_Records from a data source_
┄┄┄┄┄┄┄┄┄┄

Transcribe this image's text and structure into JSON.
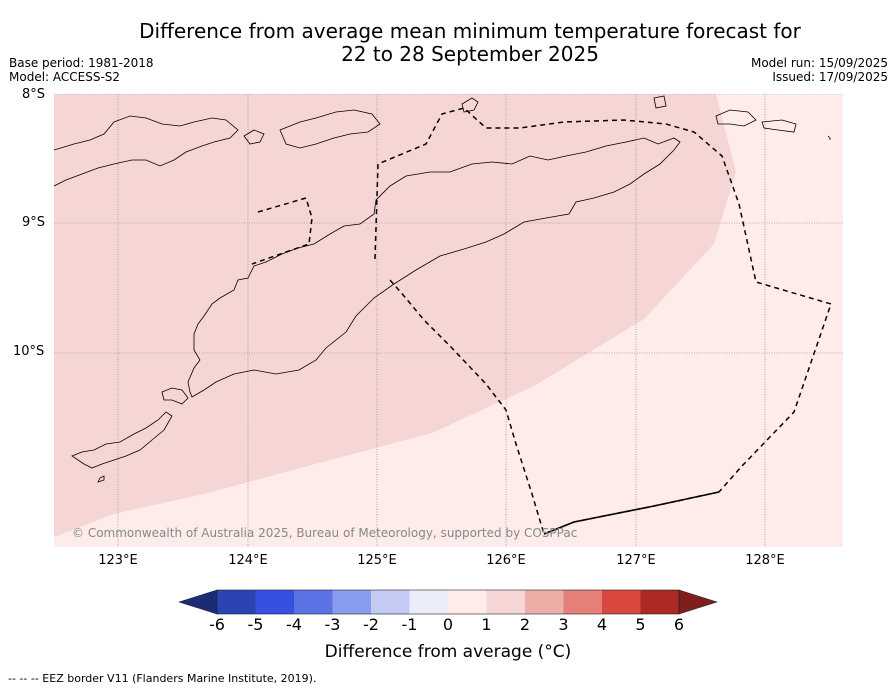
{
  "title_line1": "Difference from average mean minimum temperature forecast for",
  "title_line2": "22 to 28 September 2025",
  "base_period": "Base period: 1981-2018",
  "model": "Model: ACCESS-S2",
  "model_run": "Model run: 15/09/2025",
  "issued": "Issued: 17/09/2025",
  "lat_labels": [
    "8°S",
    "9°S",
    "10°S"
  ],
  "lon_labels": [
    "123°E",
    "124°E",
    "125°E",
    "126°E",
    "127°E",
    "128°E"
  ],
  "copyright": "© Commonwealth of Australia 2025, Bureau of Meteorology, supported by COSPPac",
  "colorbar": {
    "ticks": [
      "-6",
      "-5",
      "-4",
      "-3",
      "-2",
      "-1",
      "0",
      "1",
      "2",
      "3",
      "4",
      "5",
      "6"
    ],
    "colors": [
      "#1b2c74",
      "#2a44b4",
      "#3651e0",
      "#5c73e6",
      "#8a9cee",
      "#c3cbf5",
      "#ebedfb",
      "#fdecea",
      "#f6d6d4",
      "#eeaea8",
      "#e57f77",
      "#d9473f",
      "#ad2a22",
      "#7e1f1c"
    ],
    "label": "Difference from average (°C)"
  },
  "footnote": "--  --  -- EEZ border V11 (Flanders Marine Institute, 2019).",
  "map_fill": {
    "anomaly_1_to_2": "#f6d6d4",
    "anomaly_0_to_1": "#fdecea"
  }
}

┄┄┄┄┄┄┄┄┄┄

Quote every line of the records above exactly; no picture is to be copied.

_Output below_
Transcribe this image's text and structure into JSON.
{
  "title_line1": "Difference from average mean minimum temperature forecast for",
  "title_line2": "22 to 28 September 2025",
  "base_period": "Base period: 1981-2018",
  "model": "Model: ACCESS-S2",
  "model_run": "Model run: 15/09/2025",
  "issued": "Issued: 17/09/2025",
  "lat_labels": [
    "8°S",
    "9°S",
    "10°S"
  ],
  "lon_labels": [
    "123°E",
    "124°E",
    "125°E",
    "126°E",
    "127°E",
    "128°E"
  ],
  "copyright": "© Commonwealth of Australia 2025, Bureau of Meteorology, supported by COSPPac",
  "colorbar": {
    "ticks": [
      "-6",
      "-5",
      "-4",
      "-3",
      "-2",
      "-1",
      "0",
      "1",
      "2",
      "3",
      "4",
      "5",
      "6"
    ],
    "colors": [
      "#1b2c74",
      "#2a44b4",
      "#3651e0",
      "#5c73e6",
      "#8a9cee",
      "#c3cbf5",
      "#ebedfb",
      "#fdecea",
      "#f6d6d4",
      "#eeaea8",
      "#e57f77",
      "#d9473f",
      "#ad2a22",
      "#7e1f1c"
    ],
    "label": "Difference from average (°C)"
  },
  "footnote": "--  --  -- EEZ border V11 (Flanders Marine Institute, 2019).",
  "map_fill": {
    "anomaly_1_to_2": "#f6d6d4",
    "anomaly_0_to_1": "#fdecea"
  }
}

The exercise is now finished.